Jon Broderick

Jon Broderick

I learned to swim at Clark Lake when I was 4 years old. Our first cottage was a log cabin a few door east of the Pleasant View Hotel. I’ll never forget our neighbor, Bobby Sheely who forced me to learn to swim by holding me under water for a long time. It scared me, so I learned to swim so I could get away from him. Two years later we lived four doors west of the hotel and I didn’t have to worry about Bobby any more.

My Dad gave my brother, Tom and me a wooden rowboat when we were 6 years old. He hung a 3.5 horse Firestone outboard on the transom and we were free. The whole lake was our playground for fishing, hunting baby turtles and swimming across the lake to Eagle Point and back.

One of my earliest memories of a typical summer Saturday night was my Mother loading a group of neighborhood kids in the car and driving into Brooklyn to see a movie. During one of the “Movietone News” segments, they showed a black and white picture of some people doing stunts on the water behind a boat somewhere in Florida.

Bowser's sign

Bowser was a definite part of lake history. In addition to helping Jon, he made his yard available for Pine Rider’s meetings. Bowser had Toledo connections and this sign remains posted to this day in front of the house that was once his.

○ ○ ○

Task set:
1) According to the Clark Lake memoir, why did the narrator learn to swim at age 4? Answer in one to three sentences.
2) Answer these questions from the Clark Lake memoir:
(a) What outboard motor did the father hang on the rowboat's transom?
(b) Where did the narrator's mother drive the neighborhood kids on a typical summer Saturday night?
(c) For what meetings did Bowser make his yard available?
You won't need the rows that follow the text.

[Records from a dataset]
○ ○ ○

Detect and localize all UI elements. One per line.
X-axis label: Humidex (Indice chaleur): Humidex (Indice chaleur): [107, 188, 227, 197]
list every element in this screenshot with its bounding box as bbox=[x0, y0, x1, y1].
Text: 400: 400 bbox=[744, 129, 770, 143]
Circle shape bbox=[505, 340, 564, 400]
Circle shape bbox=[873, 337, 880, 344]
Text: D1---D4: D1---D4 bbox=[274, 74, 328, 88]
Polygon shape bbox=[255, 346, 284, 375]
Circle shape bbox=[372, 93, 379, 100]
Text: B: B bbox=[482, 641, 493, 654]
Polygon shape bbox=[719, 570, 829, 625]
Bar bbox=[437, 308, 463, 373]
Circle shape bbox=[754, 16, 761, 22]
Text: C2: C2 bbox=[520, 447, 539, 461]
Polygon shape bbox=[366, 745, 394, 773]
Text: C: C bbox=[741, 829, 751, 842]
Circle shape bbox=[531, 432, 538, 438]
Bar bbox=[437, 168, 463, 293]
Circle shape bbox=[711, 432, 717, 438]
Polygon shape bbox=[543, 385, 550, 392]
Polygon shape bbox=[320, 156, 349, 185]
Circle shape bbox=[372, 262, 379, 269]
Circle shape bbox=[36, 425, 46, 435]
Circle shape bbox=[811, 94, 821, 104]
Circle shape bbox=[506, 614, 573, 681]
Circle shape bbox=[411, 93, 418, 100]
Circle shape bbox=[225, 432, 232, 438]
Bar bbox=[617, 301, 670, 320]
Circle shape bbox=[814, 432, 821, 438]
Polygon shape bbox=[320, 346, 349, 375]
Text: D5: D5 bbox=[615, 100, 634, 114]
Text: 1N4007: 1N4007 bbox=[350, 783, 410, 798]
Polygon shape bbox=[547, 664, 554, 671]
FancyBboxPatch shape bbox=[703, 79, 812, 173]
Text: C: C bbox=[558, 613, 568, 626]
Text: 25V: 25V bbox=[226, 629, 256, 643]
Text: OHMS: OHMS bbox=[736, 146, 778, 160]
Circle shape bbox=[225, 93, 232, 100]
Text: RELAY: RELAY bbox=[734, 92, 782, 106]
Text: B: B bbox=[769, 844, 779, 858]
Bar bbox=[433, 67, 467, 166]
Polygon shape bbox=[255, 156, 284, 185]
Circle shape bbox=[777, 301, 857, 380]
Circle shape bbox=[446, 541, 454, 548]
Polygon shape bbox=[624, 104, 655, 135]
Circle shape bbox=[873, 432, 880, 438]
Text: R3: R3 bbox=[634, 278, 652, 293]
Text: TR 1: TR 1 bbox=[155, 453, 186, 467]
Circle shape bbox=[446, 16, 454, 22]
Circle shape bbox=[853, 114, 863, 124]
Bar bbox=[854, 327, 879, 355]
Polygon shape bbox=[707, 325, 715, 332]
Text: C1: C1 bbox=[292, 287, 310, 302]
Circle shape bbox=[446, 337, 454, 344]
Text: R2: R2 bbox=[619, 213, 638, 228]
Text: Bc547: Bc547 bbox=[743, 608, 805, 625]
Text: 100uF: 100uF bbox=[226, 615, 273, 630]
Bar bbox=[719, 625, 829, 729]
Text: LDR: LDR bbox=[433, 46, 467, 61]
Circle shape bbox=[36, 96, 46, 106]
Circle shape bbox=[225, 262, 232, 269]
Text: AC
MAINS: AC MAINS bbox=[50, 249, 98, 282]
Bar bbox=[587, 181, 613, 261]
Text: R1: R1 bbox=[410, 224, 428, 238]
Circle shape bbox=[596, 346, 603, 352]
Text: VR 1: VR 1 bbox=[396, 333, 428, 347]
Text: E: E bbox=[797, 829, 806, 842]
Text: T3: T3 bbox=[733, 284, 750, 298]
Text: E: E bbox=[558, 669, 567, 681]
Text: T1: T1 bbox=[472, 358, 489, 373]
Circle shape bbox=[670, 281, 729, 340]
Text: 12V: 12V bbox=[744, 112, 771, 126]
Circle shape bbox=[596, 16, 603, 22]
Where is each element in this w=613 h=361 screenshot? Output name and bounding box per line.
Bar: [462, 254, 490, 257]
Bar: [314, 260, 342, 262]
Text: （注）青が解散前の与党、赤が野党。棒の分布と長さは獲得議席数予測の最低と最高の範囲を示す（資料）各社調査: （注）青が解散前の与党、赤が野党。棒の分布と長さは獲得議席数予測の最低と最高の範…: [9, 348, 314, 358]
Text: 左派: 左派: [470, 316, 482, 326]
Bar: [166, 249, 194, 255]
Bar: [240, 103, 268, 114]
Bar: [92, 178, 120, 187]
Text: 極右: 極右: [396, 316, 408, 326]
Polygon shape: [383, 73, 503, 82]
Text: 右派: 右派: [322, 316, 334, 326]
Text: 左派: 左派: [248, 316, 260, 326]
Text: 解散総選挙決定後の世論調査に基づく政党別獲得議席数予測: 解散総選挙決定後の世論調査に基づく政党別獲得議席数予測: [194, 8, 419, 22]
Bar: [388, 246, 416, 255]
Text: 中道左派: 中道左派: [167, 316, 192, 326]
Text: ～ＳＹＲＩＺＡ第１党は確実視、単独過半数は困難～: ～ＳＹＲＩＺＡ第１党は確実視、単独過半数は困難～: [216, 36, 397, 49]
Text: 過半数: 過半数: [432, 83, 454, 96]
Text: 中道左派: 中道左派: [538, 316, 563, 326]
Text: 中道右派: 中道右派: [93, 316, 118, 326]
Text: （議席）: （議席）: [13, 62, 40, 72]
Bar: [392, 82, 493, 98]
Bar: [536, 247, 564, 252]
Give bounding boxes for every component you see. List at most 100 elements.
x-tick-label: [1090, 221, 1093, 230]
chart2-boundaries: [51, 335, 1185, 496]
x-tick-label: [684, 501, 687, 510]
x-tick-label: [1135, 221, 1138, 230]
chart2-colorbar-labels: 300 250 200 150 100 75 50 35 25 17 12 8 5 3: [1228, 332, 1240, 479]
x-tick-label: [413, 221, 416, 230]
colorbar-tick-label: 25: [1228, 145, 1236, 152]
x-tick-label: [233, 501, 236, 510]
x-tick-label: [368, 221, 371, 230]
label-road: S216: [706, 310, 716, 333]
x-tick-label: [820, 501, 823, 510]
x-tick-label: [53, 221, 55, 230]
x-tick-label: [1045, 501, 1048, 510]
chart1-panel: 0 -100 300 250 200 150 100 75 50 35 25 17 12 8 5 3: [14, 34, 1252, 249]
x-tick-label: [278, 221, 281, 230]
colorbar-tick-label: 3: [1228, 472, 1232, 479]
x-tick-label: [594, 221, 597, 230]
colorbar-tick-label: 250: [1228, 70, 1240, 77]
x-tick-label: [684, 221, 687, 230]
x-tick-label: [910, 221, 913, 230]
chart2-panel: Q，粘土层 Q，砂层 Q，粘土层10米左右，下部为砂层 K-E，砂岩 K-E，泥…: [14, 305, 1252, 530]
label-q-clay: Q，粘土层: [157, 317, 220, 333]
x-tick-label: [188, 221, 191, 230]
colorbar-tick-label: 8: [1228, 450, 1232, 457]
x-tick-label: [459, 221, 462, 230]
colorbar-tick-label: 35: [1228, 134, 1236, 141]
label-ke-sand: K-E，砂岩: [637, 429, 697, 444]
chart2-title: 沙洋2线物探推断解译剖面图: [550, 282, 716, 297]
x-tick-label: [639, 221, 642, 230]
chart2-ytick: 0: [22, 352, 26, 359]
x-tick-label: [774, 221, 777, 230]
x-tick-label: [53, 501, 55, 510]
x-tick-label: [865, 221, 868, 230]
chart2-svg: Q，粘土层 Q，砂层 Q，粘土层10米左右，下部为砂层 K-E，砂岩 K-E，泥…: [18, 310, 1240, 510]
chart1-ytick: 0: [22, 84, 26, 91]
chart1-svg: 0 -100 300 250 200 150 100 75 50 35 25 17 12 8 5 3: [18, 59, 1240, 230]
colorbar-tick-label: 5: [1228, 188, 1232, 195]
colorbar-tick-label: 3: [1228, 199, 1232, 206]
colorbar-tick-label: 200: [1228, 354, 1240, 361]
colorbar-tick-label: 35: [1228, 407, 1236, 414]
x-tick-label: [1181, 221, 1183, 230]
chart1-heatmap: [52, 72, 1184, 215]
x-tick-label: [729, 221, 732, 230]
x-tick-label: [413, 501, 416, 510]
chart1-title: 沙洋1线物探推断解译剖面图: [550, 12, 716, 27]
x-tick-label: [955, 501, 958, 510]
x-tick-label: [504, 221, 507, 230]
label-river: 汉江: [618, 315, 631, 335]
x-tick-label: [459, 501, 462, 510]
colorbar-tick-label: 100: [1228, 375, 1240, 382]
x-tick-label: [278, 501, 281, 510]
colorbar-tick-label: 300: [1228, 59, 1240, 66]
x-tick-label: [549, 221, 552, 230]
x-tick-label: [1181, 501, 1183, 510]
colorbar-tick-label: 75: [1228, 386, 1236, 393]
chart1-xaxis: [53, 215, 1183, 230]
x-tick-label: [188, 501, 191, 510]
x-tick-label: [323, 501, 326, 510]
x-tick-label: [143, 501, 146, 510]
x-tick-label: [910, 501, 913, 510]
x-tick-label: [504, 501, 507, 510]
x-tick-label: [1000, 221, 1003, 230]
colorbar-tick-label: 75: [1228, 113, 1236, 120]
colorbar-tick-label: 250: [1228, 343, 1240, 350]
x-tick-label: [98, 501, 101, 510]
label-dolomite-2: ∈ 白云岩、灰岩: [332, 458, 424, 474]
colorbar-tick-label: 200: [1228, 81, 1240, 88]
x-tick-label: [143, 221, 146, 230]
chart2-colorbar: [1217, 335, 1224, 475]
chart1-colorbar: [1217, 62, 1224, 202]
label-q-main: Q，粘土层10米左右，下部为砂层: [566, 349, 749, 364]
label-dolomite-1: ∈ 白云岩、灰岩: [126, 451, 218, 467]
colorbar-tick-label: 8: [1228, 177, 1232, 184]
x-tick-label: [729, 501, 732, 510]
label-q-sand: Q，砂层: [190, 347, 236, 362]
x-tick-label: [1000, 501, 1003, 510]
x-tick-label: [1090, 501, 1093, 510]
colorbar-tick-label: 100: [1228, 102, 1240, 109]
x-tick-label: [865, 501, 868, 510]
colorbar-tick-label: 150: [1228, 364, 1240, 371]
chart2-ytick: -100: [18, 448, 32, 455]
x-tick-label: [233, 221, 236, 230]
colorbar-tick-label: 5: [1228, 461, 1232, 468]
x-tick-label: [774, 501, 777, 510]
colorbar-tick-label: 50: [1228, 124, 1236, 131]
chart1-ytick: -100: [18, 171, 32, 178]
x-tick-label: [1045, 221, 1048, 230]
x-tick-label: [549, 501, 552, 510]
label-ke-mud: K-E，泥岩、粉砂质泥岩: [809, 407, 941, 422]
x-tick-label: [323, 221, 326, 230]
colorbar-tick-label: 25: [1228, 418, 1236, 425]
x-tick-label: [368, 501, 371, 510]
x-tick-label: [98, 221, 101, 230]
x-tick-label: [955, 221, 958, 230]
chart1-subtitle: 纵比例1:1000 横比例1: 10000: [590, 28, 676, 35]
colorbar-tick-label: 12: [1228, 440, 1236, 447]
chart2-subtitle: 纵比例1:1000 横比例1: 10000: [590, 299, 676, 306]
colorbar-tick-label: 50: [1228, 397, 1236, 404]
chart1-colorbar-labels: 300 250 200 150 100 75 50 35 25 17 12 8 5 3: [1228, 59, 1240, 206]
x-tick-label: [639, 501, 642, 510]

○ ○ ○

Outputs by task:
1) A neighbor, Bobby Sheely, held the narrator under water for a long time, which was frightening. The narrator learned to swim in order to get away from him.

2)
(a) A 3.5 horse Firestone outboard.
(b) Into Brooklyn to see a movie.
(c) Pine Rider's meetings.